__Exercise requirements__. For this exercise, copy out each line of the material below that includes "LESS".

═══ Raw records

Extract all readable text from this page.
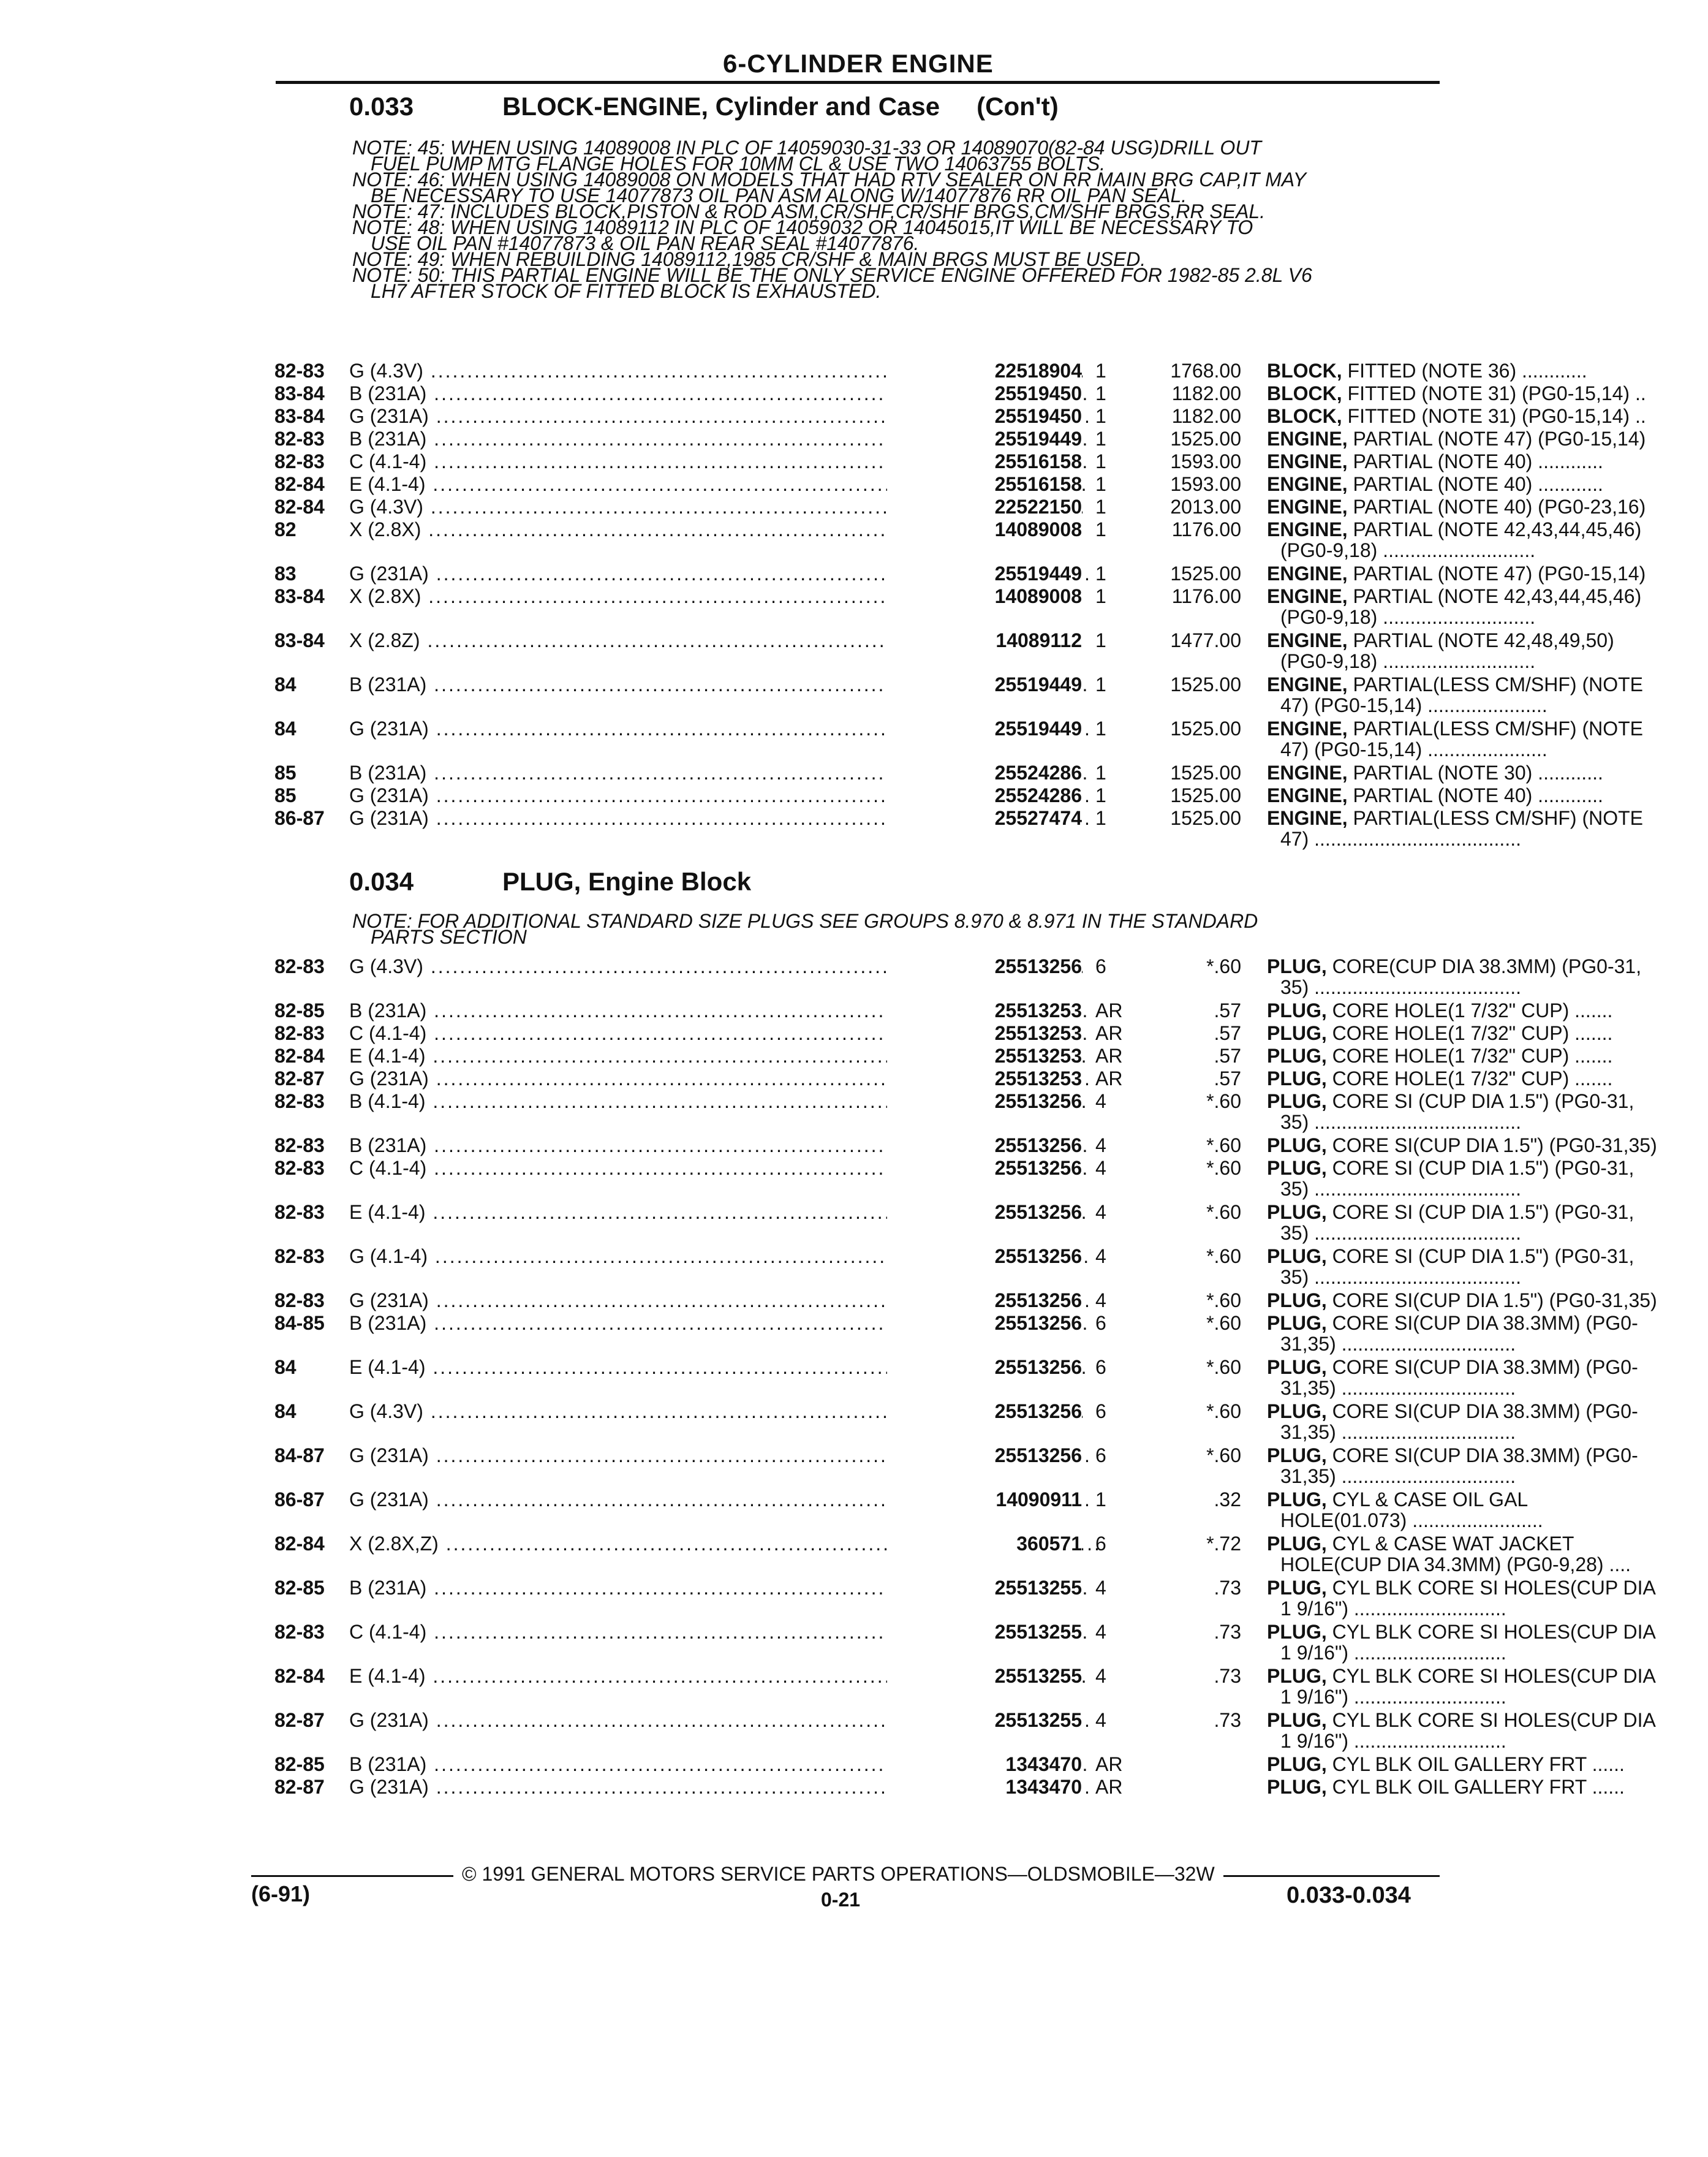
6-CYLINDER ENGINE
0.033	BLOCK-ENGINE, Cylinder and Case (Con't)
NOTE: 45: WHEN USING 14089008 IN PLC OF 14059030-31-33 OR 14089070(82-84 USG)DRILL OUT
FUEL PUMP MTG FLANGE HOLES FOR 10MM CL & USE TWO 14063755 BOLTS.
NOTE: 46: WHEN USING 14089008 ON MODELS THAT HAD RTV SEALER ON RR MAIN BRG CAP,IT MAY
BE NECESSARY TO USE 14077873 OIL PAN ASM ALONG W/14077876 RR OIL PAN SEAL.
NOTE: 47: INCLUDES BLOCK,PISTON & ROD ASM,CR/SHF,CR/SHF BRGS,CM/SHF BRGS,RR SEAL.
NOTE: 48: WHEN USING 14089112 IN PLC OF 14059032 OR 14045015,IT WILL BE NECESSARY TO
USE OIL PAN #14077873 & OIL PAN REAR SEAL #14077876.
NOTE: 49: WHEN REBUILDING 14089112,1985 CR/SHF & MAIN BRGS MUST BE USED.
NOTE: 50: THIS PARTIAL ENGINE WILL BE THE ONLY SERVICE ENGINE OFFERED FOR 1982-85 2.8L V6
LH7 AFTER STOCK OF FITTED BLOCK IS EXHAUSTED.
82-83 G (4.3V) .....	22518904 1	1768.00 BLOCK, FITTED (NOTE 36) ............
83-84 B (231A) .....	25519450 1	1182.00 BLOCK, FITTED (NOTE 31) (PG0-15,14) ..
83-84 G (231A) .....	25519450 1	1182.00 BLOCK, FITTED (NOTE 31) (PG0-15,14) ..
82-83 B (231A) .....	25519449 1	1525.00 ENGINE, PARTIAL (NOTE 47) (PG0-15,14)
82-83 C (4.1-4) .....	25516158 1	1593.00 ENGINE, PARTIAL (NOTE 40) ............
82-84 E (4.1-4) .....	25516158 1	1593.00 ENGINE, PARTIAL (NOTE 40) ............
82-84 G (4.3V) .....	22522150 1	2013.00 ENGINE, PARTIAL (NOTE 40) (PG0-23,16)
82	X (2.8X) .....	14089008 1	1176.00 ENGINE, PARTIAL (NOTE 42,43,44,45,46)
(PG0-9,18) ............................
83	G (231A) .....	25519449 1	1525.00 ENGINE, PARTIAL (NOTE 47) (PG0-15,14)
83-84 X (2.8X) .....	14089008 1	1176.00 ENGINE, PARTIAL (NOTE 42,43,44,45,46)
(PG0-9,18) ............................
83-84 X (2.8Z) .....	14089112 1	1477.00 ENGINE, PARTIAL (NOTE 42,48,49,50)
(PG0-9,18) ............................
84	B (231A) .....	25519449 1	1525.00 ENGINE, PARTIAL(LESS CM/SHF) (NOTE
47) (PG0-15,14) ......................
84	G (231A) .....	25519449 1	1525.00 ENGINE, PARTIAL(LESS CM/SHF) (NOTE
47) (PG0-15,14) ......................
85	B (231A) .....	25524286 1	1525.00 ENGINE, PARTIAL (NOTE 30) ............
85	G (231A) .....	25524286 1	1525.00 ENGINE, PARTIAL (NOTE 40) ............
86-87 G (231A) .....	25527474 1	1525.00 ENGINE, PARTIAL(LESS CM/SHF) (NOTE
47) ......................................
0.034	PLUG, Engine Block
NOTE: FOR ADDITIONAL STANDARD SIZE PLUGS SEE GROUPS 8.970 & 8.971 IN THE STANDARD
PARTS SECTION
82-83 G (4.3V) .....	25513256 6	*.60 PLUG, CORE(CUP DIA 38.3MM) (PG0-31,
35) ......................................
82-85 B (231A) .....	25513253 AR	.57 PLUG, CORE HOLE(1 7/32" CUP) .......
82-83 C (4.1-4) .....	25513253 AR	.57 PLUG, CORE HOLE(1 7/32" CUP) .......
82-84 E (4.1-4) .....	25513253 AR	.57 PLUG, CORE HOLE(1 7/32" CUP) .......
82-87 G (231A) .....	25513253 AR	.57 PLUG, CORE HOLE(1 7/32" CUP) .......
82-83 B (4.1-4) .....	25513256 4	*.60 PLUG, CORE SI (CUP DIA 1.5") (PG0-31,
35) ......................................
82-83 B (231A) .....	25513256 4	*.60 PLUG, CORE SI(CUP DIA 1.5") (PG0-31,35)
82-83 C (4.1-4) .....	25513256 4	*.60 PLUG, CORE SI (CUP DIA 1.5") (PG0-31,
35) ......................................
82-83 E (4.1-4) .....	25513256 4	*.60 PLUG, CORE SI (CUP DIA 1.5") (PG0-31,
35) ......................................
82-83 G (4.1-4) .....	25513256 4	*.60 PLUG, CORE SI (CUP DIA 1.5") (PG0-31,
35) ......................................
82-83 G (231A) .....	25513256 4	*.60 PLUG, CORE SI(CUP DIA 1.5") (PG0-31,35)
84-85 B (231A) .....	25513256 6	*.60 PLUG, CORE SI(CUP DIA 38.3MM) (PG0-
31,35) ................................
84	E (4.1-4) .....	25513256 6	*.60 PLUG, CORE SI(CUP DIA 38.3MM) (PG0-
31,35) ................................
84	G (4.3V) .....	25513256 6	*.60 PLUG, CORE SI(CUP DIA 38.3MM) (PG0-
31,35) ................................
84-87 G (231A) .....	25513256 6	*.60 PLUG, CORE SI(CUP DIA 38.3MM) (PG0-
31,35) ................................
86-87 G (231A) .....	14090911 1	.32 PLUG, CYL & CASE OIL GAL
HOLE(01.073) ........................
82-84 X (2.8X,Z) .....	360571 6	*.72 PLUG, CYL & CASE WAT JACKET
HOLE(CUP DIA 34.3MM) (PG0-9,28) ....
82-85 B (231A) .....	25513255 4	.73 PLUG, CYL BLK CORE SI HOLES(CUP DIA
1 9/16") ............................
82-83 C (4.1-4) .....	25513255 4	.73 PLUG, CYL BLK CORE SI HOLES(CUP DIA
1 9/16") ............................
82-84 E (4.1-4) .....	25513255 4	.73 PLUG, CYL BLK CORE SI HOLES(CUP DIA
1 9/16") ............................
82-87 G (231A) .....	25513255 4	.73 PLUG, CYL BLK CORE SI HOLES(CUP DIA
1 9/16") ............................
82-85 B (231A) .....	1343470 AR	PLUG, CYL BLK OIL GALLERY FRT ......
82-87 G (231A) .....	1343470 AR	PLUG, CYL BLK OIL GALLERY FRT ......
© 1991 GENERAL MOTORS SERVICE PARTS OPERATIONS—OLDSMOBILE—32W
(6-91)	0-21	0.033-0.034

══════
═══ Raw records

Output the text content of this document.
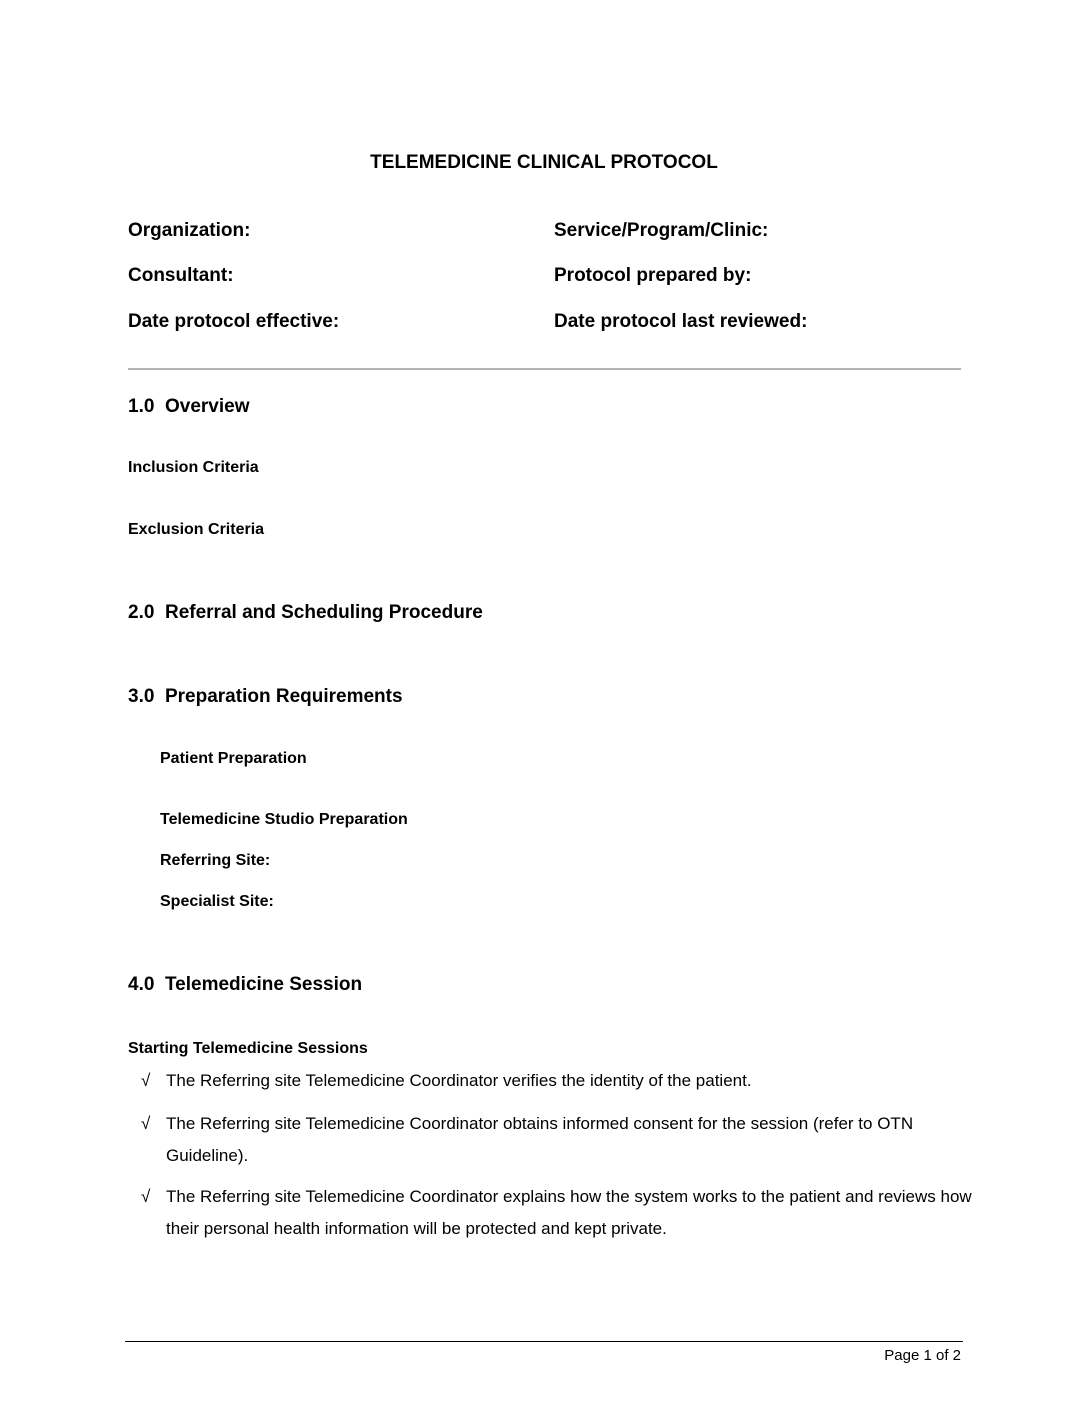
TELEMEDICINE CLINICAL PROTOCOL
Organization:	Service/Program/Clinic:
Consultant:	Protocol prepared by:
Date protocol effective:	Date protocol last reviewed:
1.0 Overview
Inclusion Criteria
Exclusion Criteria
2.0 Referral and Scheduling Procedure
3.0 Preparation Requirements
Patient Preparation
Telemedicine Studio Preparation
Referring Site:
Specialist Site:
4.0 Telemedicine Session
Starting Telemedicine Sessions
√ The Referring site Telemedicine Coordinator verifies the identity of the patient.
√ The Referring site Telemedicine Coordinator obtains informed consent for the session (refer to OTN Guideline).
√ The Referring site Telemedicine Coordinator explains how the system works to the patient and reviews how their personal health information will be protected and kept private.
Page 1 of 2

══════

__Exercise solution__.
84	B (231A) .....	25519449 1	1525.00 ENGINE, PARTIAL(LESS CM/SHF) (NOTE
84	G (231A) .....	25519449 1	1525.00 ENGINE, PARTIAL(LESS CM/SHF) (NOTE
86-87 G (231A) .....	25527474 1	1525.00 ENGINE, PARTIAL(LESS CM/SHF) (NOTE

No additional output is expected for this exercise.